▸ **Records contained in a dataset**
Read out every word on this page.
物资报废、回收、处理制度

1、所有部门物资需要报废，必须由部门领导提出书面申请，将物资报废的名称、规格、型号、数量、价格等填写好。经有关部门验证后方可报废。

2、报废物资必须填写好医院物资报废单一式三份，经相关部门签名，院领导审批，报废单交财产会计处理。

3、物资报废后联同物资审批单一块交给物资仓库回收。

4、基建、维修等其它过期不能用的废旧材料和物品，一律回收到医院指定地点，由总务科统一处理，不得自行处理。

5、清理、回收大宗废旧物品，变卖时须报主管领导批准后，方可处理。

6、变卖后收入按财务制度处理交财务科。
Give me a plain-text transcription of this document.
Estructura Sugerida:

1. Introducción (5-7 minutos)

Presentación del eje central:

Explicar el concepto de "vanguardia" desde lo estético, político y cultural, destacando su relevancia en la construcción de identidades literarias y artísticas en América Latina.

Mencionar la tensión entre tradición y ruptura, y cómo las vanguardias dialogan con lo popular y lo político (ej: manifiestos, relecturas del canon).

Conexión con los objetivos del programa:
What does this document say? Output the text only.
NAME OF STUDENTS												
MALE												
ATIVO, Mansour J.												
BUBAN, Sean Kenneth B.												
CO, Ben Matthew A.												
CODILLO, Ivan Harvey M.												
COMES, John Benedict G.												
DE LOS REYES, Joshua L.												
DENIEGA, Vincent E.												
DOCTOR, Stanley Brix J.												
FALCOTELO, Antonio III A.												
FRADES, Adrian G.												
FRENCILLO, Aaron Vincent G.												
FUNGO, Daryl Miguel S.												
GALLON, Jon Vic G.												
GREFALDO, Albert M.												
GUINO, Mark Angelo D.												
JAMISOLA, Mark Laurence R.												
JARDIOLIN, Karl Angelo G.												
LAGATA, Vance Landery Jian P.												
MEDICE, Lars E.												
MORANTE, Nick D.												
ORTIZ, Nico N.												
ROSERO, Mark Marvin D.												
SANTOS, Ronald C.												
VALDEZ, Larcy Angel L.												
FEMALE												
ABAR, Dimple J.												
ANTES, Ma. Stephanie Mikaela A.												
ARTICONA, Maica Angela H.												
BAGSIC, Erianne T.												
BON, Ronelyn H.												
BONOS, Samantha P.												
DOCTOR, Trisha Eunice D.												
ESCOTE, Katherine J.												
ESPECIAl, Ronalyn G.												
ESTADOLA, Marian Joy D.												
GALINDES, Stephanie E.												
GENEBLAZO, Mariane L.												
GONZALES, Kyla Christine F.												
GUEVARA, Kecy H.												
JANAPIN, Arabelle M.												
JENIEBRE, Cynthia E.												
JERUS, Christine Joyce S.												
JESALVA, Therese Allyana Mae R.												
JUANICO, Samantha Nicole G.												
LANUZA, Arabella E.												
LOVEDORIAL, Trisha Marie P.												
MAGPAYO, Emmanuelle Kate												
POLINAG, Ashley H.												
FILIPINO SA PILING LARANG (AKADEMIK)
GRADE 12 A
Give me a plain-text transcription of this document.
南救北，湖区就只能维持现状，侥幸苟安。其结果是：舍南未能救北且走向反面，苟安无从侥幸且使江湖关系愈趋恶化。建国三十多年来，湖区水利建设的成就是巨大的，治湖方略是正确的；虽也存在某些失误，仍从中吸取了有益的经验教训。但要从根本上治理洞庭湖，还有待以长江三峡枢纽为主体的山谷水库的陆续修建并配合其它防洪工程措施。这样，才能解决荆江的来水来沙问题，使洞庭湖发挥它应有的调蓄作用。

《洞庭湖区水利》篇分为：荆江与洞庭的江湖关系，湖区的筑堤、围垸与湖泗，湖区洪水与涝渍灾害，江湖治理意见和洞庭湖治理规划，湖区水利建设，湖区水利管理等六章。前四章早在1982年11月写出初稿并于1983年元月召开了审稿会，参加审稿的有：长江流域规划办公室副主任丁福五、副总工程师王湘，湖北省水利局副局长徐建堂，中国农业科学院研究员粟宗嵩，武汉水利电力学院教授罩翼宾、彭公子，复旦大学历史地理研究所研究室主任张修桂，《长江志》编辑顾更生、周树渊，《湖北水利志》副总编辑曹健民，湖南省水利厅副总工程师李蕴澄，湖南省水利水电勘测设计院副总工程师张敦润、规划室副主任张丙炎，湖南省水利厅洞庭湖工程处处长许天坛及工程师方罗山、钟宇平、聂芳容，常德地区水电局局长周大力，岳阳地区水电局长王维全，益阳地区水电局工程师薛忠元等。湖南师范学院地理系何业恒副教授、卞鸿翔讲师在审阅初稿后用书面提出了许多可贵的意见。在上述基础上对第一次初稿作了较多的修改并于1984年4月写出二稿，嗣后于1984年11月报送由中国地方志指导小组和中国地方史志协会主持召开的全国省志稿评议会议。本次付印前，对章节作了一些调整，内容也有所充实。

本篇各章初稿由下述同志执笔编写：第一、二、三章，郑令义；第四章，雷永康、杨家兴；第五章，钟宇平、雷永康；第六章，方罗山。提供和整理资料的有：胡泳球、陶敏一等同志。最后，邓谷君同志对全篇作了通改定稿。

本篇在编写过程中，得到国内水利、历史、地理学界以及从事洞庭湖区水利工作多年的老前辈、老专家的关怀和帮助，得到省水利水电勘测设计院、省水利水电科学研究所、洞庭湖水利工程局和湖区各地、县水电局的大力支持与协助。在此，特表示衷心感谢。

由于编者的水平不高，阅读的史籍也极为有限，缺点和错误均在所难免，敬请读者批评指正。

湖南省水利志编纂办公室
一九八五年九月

▸ **The exercise**
Go through the listing above and locate each line that holds the word "Christine". Copy those lines.

▸ **Worked solution**
GONZALES, Kyla Christine F.												
JERUS, Christine Joyce S.												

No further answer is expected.